> _源文档_:

采用标题增强的方法优化RAG的向量化检索

SunnyDoy

已于 2024-06-24 12:52:49 修改

阅读量244

点赞数 7

文章标签： python 人工智能

于 2024-06-24 11:09:38 首次发布

本文链接：https://blog.csdn.net/qq_65019236/article/details/139910729

版权

一、方法思想

文本的标题是文章内容的汇总，对于理解对应文本的语义有至关重要的作用。对于划分的每段文本如果能知道其对应的文本标题，那对于当前段落的理解也会有巨大的提升，基于这个思想，我们增加标题判断，判断哪些文本为标题，并在metadata中进行标记；然后将文本与往上一级的标题进行拼合，实现文本信息的增强。

二、判断标题的原则

1、非字母字符的比例不能过长

一个标题不可能是空的。空字符串无法传达任何信息，因此直接排除。
非字母字符的比例不能超过给定阈值。

def under_non_alpha_ratio(text: str, threshold: float = 0.5):
    """
        检查文本片段中非字母字符的比例是否超过给定的阈值。这有助于防止像 "-----------BREAK---------" 这样的文本被标记为标题或叙述文本。该比例不包括空格。

        参数
    ----------
        text
        要测试的输入字符串
        threshold
        如果非字母字符的比例超过此阈值，则函数返回 False
    """
    if len(text) == 0:
        return False

    alpha_count = len([char for char in text if char.strip() and char.isalpha()])
    total_count = len([char for char in text if char.strip()])
    try:
        ratio = alpha_count / total_count
        return ratio < threshold
    except:
        return False

2、文本长度不能为0，由于是标题，文本长度也不能过长。

# 文本长度不能超过设定值，默认20
    # NOTE(robinson) - splitting on spaces here instead of word tokenizing because it
    # is less expensive and actual tokenization doesn't add much value for the length check
    if len(text) > title_max_word_length:
        return False

3、文本中有标点符号，就不是title

[^\w\s]：匹配任何不是字母数字字符（\w）或空白字符（\s）的字符。换句话说，这个部分匹配任何标点符号。

\Z：匹配字符串的结尾。

ENDS_IN_PUNCT_PATTERN = r"[^\w\s]\Z"
    ENDS_IN_PUNCT_RE = re.compile(ENDS_IN_PUNCT_PATTERN)
    if ENDS_IN_PUNCT_RE.search(text) is not None:
        return False

4、防止将带有特定标点符号结尾的问候语视为标题且标题不能全是数字

if text.endswith((",", ".", "，", "。")):
        return False

    if text.isnumeric():
        print(f"Not a title. Text is all numeric:\n\n{text}")  # type: ignore
        return False

5、开头的字符内应该有数字，这里默认5个字符内。

if len(text) < 5:
        text_5 = text
    else:
        text_5 = text[:5]
    alpha_in_text_5 = sum(list(map(lambda x: x.isnumeric(), list(text_5))))
    if not alpha_in_text_5:
        return False

三、完整代码

from langchain.docstore.document import Document
import re


def under_non_alpha_ratio(text: str, threshold: float = 0.5):
    """
        检查文本片段中非字母字符的比例是否超过给定的阈值。这有助于防止像 "-----------BREAK---------" 这样的文本被标记为标题或叙述文本。该比例不包括空格。

> _任务说明_: 按照源文档，判断标题时文本长度的上限默认是多少？ 这些条目来自源文档之外的另一来源。

> _数据文件片段_:
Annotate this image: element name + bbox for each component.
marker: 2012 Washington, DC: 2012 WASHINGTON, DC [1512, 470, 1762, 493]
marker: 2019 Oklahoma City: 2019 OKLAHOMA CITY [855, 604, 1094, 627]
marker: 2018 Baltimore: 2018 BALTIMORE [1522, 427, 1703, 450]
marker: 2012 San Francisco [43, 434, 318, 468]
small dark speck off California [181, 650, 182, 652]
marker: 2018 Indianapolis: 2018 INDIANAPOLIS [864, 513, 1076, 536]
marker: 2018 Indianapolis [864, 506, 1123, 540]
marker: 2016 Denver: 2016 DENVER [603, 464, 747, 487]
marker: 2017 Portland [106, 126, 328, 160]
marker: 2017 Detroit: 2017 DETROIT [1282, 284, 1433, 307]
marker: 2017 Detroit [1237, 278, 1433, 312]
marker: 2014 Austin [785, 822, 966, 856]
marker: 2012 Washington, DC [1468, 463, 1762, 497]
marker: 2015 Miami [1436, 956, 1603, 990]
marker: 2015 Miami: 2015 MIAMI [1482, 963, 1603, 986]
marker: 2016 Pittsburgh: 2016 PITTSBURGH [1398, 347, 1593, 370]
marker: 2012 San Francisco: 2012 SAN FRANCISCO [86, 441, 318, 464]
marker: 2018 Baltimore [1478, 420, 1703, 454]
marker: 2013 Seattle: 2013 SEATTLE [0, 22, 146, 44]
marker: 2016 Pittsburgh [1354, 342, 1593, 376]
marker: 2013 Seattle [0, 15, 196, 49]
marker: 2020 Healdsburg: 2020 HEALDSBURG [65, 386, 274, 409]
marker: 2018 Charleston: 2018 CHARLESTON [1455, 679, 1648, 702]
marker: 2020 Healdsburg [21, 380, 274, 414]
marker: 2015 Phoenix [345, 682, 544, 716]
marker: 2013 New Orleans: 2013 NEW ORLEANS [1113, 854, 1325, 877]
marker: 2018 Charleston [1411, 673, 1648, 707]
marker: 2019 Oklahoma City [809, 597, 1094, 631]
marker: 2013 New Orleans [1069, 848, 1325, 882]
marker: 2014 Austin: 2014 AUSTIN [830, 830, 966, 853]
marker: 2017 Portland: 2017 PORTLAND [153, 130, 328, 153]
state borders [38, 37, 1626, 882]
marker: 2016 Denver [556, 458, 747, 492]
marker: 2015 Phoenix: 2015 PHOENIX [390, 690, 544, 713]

> _回答_: 默认为 20。